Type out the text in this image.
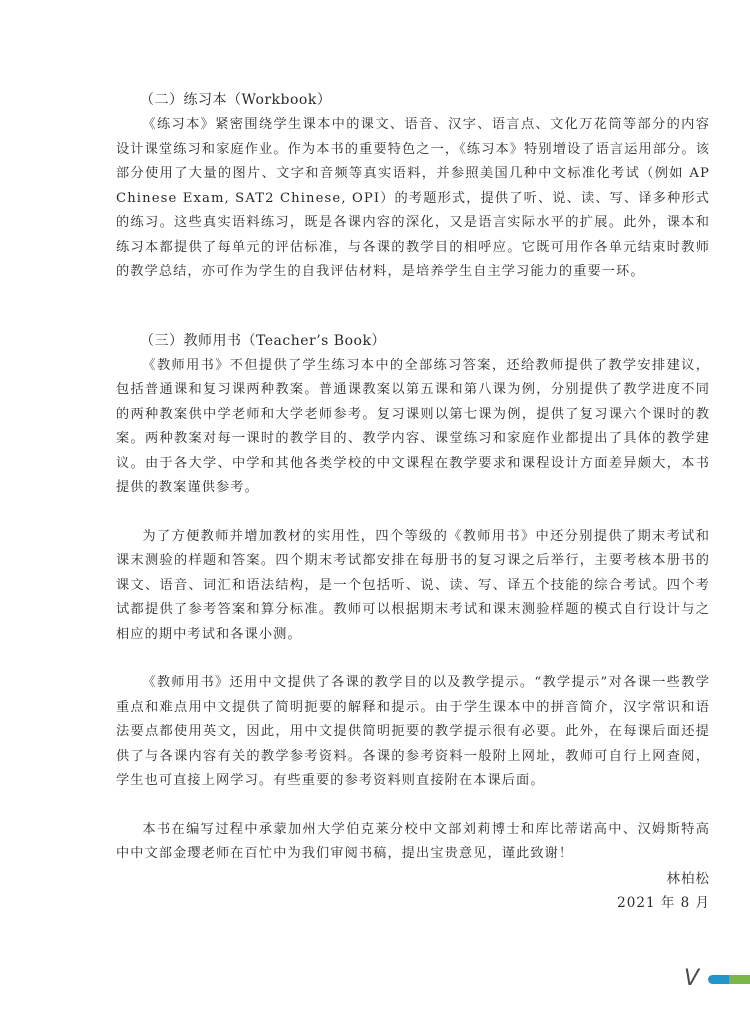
（二）练习本（Workbook）

《练习本》紧密围绕学生课本中的课文、语音、汉字、语言点、文化万花筒等部分的内容设计课堂练习和家庭作业。作为本书的重要特色之一，《练习本》特别增设了语言运用部分。该部分使用了大量的图片、文字和音频等真实语料，并参照美国几种中文标准化考试（例如 AP Chinese Exam, SAT2 Chinese, OPI）的考题形式，提供了听、说、读、写、译多种形式的练习。这些真实语料练习，既是各课内容的深化，又是语言实际水平的扩展。此外，课本和练习本都提供了每单元的评估标准，与各课的教学目的相呼应。它既可用作各单元结束时教师的教学总结，亦可作为学生的自我评估材料，是培养学生自主学习能力的重要一环。

（三）教师用书（Teacher’s Book）

《教师用书》不但提供了学生练习本中的全部练习答案，还给教师提供了教学安排建议，包括普通课和复习课两种教案。普通课教案以第五课和第八课为例，分别提供了教学进度不同的两种教案供中学老师和大学老师参考。复习课则以第七课为例，提供了复习课六个课时的教案。两种教案对每一课时的教学目的、教学内容、课堂练习和家庭作业都提出了具体的教学建议。由于各大学、中学和其他各类学校的中文课程在教学要求和课程设计方面差异颇大，本书提供的教案谨供参考。

为了方便教师并增加教材的实用性，四个等级的《教师用书》中还分别提供了期末考试和课末测验的样题和答案。四个期末考试都安排在每册书的复习课之后举行，主要考核本册书的课文、语音、词汇和语法结构，是一个包括听、说、读、写、译五个技能的综合考试。四个考试都提供了参考答案和算分标准。教师可以根据期末考试和课末测验样题的模式自行设计与之相应的期中考试和各课小测。

《教师用书》还用中文提供了各课的教学目的以及教学提示。“教学提示”对各课一些教学重点和难点用中文提供了简明扼要的解释和提示。由于学生课本中的拼音简介，汉字常识和语法要点都使用英文，因此，用中文提供简明扼要的教学提示很有必要。此外，在每课后面还提供了与各课内容有关的教学参考资料。各课的参考资料一般附上网址，教师可自行上网查阅，学生也可直接上网学习。有些重要的参考资料则直接附在本课后面。

本书在编写过程中承蒙加州大学伯克莱分校中文部刘莉博士和库比蒂诺高中、汉姆斯特高中中文部金璎老师在百忙中为我们审阅书稿，提出宝贵意见，谨此致谢！

林柏松
2021 年 8 月
V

※

Problem ▸ Retype every record above exactly as written, but leave out the pictures.

Finished answer ▸
Type out the text in this image.
（二）练习本（Workbook）

《练习本》紧密围绕学生课本中的课文、语音、汉字、语言点、文化万花筒等部分的内容设计课堂练习和家庭作业。作为本书的重要特色之一，《练习本》特别增设了语言运用部分。该部分使用了大量的图片、文字和音频等真实语料，并参照美国几种中文标准化考试（例如 AP Chinese Exam, SAT2 Chinese, OPI）的考题形式，提供了听、说、读、写、译多种形式的练习。这些真实语料练习，既是各课内容的深化，又是语言实际水平的扩展。此外，课本和练习本都提供了每单元的评估标准，与各课的教学目的相呼应。它既可用作各单元结束时教师的教学总结，亦可作为学生的自我评估材料，是培养学生自主学习能力的重要一环。

（三）教师用书（Teacher’s Book）

《教师用书》不但提供了学生练习本中的全部练习答案，还给教师提供了教学安排建议，包括普通课和复习课两种教案。普通课教案以第五课和第八课为例，分别提供了教学进度不同的两种教案供中学老师和大学老师参考。复习课则以第七课为例，提供了复习课六个课时的教案。两种教案对每一课时的教学目的、教学内容、课堂练习和家庭作业都提出了具体的教学建议。由于各大学、中学和其他各类学校的中文课程在教学要求和课程设计方面差异颇大，本书提供的教案谨供参考。

为了方便教师并增加教材的实用性，四个等级的《教师用书》中还分别提供了期末考试和课末测验的样题和答案。四个期末考试都安排在每册书的复习课之后举行，主要考核本册书的课文、语音、词汇和语法结构，是一个包括听、说、读、写、译五个技能的综合考试。四个考试都提供了参考答案和算分标准。教师可以根据期末考试和课末测验样题的模式自行设计与之相应的期中考试和各课小测。

《教师用书》还用中文提供了各课的教学目的以及教学提示。“教学提示”对各课一些教学重点和难点用中文提供了简明扼要的解释和提示。由于学生课本中的拼音简介，汉字常识和语法要点都使用英文，因此，用中文提供简明扼要的教学提示很有必要。此外，在每课后面还提供了与各课内容有关的教学参考资料。各课的参考资料一般附上网址，教师可自行上网查阅，学生也可直接上网学习。有些重要的参考资料则直接附在本课后面。

本书在编写过程中承蒙加州大学伯克莱分校中文部刘莉博士和库比蒂诺高中、汉姆斯特高中中文部金璎老师在百忙中为我们审阅书稿，提出宝贵意见，谨此致谢！

林柏松
2021 年 8 月
V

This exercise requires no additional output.